_TO DO:_ Copy out exactly the lines from the one containing "Parse this screenshot: output" to the end of the records below, both included, and nothing else.
╭─ EXTRACTED INFORMATION
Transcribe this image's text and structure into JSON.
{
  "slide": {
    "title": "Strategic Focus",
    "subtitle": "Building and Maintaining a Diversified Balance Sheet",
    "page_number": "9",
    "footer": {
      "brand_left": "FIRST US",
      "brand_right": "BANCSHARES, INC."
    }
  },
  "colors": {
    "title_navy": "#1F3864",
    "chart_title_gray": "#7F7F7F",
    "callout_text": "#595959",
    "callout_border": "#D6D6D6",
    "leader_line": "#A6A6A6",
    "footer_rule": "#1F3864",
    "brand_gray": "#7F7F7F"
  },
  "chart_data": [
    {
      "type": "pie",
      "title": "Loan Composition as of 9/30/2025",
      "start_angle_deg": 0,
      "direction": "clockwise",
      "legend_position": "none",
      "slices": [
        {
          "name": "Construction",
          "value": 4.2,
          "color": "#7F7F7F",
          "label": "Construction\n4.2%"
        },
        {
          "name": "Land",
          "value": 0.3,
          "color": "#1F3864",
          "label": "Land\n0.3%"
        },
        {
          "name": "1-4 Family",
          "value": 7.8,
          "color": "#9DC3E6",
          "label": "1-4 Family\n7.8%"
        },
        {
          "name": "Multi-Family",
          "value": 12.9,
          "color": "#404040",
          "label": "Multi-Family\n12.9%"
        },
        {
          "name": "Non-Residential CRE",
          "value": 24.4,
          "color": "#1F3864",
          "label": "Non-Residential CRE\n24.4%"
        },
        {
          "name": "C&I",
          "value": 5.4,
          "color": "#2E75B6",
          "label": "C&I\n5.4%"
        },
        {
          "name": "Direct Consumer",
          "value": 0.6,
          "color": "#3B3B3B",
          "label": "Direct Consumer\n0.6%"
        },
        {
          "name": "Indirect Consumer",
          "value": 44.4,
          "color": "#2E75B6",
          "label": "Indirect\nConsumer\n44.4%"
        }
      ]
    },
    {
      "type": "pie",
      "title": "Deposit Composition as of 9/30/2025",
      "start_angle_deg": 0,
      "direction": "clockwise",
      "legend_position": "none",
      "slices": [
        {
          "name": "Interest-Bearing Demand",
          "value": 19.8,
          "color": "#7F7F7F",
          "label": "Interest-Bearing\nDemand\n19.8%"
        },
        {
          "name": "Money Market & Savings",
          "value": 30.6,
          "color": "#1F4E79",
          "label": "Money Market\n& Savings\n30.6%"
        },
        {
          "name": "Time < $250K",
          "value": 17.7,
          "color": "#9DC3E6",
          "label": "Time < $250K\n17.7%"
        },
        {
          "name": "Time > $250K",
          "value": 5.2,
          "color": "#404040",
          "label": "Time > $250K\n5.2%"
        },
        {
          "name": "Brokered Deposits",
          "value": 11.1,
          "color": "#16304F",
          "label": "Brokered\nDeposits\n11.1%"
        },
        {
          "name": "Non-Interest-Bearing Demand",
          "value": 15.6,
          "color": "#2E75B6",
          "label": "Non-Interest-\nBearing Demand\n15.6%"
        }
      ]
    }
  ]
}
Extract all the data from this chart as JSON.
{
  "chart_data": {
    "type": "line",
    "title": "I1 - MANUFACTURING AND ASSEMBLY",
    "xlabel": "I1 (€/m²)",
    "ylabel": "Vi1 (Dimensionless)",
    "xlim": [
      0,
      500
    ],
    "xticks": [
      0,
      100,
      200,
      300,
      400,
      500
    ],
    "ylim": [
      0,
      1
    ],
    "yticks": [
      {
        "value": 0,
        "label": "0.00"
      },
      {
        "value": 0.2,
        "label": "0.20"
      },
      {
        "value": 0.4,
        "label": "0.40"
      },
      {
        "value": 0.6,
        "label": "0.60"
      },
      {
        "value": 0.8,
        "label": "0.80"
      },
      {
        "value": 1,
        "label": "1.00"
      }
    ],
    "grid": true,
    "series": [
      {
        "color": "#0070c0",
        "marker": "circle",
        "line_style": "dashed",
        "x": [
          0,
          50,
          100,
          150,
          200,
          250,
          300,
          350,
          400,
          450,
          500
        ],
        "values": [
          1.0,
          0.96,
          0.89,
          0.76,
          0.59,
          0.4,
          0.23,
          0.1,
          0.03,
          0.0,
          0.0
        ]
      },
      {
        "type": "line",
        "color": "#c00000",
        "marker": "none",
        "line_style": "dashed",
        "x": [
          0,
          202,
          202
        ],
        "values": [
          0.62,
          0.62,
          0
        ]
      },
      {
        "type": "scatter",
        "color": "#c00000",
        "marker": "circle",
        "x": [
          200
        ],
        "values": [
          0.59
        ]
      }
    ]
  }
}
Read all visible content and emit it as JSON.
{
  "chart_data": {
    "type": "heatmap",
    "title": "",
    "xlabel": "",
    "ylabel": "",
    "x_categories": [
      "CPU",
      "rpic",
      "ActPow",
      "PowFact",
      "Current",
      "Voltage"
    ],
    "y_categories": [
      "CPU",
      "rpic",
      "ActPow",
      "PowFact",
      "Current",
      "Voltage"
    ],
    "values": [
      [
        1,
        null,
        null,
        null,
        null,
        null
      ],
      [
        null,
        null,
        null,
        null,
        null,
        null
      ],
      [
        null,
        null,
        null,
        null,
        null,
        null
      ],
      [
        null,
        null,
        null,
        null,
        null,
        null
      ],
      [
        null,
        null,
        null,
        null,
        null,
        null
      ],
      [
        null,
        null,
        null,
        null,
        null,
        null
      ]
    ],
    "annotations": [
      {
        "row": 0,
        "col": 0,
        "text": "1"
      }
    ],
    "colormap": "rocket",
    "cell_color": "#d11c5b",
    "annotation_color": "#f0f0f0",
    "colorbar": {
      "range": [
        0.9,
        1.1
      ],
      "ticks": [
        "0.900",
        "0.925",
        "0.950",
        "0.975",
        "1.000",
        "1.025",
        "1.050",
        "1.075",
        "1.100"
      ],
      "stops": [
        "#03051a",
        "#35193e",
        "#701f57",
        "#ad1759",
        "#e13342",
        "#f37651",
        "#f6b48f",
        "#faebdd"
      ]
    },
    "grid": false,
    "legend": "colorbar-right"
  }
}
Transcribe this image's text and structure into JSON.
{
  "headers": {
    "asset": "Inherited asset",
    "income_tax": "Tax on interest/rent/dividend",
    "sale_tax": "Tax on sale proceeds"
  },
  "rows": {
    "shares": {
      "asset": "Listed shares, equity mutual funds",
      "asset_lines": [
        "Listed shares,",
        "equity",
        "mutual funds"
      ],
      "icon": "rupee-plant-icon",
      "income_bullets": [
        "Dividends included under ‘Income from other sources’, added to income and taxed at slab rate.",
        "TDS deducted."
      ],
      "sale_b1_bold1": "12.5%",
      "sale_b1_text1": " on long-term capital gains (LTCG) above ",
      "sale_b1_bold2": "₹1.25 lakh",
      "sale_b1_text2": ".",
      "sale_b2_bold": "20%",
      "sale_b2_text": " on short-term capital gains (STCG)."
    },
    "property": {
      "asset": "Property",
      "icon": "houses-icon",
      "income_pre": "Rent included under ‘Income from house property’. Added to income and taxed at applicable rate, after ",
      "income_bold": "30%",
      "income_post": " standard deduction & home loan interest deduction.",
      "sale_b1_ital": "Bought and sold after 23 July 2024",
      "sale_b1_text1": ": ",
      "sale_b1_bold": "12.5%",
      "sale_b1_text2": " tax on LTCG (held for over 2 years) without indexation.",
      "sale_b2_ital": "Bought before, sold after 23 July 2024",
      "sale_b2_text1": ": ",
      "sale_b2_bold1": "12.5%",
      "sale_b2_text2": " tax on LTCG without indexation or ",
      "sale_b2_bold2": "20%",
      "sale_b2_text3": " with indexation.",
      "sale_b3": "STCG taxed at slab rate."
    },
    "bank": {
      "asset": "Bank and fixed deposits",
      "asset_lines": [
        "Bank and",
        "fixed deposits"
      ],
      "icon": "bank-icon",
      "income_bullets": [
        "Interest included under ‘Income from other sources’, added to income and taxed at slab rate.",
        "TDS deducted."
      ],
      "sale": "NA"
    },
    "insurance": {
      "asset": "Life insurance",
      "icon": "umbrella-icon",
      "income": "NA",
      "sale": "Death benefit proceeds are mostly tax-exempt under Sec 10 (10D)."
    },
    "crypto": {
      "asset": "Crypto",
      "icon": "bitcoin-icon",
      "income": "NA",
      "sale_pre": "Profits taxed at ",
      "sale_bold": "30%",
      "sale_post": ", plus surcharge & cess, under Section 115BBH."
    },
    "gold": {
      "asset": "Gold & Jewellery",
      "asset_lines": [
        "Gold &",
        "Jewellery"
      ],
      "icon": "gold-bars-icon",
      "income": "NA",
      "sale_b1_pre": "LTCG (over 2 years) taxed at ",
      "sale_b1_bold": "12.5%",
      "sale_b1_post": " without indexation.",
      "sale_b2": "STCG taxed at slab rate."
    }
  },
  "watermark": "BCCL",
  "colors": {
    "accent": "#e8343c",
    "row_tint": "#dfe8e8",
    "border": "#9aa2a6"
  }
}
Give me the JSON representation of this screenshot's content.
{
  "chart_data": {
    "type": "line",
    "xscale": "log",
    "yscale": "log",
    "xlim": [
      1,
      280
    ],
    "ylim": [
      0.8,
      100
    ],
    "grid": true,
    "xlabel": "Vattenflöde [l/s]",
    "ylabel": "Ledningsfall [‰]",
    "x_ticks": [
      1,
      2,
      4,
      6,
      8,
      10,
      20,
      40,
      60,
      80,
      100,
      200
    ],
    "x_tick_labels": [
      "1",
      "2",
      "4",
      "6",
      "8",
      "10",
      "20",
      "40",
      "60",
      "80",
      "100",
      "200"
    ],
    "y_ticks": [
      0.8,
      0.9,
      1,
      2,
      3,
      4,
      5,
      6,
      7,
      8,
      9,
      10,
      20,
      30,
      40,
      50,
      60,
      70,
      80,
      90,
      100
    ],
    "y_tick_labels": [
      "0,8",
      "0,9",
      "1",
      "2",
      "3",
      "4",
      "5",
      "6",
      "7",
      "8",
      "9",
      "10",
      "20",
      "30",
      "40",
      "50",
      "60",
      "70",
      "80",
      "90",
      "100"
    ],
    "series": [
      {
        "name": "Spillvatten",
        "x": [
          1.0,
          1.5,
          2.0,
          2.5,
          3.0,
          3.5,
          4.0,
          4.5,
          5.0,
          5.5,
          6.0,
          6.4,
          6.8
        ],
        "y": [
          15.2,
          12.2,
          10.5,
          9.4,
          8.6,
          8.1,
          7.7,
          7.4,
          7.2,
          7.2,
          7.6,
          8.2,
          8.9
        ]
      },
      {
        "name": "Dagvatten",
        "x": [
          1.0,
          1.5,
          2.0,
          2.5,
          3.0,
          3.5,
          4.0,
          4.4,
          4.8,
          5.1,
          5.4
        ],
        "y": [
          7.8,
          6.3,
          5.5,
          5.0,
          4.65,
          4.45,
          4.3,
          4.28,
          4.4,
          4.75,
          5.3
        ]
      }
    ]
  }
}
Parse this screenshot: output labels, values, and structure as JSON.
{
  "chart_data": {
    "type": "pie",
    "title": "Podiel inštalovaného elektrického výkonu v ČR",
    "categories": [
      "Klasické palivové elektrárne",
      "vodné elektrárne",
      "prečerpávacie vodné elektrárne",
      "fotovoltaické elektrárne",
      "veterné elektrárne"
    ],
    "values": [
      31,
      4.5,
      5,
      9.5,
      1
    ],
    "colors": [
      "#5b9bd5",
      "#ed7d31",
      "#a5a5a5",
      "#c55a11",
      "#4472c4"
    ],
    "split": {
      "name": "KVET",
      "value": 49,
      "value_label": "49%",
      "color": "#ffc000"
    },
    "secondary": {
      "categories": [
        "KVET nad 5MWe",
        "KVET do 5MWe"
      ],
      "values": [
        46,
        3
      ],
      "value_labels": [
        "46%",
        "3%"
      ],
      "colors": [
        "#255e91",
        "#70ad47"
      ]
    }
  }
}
╰─
_EXERCISE RESPONSE:_
Parse this screenshot: output labels, values, and structure as JSON.
{
  "chart_data": {
    "type": "pie",
    "title": "Podiel inštalovaného elektrického výkonu v ČR",
    "categories": [
      "Klasické palivové elektrárne",
      "vodné elektrárne",
      "prečerpávacie vodné elektrárne",
      "fotovoltaické elektrárne",
      "veterné elektrárne"
    ],
    "values": [
      31,
      4.5,
      5,
      9.5,
      1
    ],
    "colors": [
      "#5b9bd5",
      "#ed7d31",
      "#a5a5a5",
      "#c55a11",
      "#4472c4"
    ],
    "split": {
      "name": "KVET",
      "value": 49,
      "value_label": "49%",
      "color": "#ffc000"
    },
    "secondary": {
      "categories": [
        "KVET nad 5MWe",
        "KVET do 5MWe"
      ],
      "values": [
        46,
        3
      ],
      "value_labels": [
        "46%",
        "3%"
      ],
      "colors": [
        "#255e91",
        "#70ad47"
      ]
    }
  }
}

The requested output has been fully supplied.